TASK TO COMPLETE.
Every line that holds "Most" should be shown.
---- INPUT MATERIAL
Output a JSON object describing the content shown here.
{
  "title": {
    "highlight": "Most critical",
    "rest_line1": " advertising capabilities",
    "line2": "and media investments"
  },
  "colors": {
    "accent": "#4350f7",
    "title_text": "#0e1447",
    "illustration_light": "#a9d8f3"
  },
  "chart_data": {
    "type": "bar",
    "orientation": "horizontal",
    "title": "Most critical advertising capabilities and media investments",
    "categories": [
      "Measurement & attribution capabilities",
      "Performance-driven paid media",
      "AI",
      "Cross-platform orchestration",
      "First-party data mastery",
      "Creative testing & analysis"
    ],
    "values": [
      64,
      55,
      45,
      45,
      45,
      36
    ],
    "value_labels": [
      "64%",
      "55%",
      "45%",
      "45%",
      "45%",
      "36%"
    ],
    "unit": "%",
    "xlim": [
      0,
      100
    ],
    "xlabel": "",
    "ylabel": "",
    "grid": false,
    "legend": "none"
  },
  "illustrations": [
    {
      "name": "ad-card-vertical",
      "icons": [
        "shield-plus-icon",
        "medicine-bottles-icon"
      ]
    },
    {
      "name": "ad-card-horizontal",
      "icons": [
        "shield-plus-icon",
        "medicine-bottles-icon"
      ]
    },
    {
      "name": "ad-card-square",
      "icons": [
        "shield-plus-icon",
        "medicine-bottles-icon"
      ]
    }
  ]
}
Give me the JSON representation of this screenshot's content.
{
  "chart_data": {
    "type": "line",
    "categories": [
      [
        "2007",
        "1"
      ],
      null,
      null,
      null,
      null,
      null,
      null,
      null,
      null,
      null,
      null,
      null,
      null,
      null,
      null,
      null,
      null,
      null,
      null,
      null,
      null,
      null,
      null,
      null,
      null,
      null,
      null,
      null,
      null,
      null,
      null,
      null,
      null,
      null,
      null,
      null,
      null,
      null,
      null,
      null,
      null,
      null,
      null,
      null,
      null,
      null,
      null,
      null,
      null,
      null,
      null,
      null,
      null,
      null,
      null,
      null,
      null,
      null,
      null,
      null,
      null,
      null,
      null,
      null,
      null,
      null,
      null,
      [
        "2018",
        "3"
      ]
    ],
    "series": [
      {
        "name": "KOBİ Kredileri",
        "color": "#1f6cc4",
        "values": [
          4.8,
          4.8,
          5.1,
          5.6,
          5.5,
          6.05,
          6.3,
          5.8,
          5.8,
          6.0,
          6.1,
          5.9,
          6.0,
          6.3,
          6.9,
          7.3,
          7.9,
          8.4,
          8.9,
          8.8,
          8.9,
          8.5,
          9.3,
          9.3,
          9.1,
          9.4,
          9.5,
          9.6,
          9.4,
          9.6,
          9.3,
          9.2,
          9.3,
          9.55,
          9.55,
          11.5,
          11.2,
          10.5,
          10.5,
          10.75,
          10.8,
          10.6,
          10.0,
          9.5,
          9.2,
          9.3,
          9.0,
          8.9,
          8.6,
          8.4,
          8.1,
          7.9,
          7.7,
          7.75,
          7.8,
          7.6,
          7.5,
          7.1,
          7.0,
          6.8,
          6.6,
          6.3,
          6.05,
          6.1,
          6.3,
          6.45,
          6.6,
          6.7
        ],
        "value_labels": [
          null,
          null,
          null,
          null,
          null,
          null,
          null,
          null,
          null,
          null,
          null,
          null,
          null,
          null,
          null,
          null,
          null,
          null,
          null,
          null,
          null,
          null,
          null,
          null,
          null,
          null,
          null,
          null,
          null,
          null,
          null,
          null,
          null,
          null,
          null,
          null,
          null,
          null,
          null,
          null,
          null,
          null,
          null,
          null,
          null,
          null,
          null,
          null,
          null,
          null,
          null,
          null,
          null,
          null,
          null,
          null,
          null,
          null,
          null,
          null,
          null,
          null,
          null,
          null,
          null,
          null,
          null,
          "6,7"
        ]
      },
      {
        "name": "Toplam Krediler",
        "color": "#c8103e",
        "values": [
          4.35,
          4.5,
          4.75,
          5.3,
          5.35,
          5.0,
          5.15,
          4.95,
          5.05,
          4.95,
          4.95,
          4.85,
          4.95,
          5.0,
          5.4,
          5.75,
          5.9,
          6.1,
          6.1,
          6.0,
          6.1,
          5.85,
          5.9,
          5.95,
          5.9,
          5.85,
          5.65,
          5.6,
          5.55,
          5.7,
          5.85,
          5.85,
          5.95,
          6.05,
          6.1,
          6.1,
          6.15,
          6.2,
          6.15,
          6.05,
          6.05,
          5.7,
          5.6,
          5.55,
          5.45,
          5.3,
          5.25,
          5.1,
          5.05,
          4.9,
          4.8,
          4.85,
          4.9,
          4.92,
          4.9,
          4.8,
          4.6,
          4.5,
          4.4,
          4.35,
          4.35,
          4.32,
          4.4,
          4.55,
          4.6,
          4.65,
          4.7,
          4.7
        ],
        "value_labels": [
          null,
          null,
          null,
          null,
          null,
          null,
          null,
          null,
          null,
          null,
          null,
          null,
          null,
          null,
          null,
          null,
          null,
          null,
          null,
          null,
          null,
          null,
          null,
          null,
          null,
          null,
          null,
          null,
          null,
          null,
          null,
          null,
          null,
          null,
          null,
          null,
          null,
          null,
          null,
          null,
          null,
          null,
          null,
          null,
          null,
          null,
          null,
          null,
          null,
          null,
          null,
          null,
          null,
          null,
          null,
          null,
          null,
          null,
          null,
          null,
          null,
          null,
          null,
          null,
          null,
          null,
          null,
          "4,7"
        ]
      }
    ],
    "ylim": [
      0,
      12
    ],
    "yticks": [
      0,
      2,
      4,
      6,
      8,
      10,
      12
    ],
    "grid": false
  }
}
--------
SOLUTION TO THE PROBLEM.
    "highlight": "Most critical",
    "title": "Most critical advertising capabilities and media investments",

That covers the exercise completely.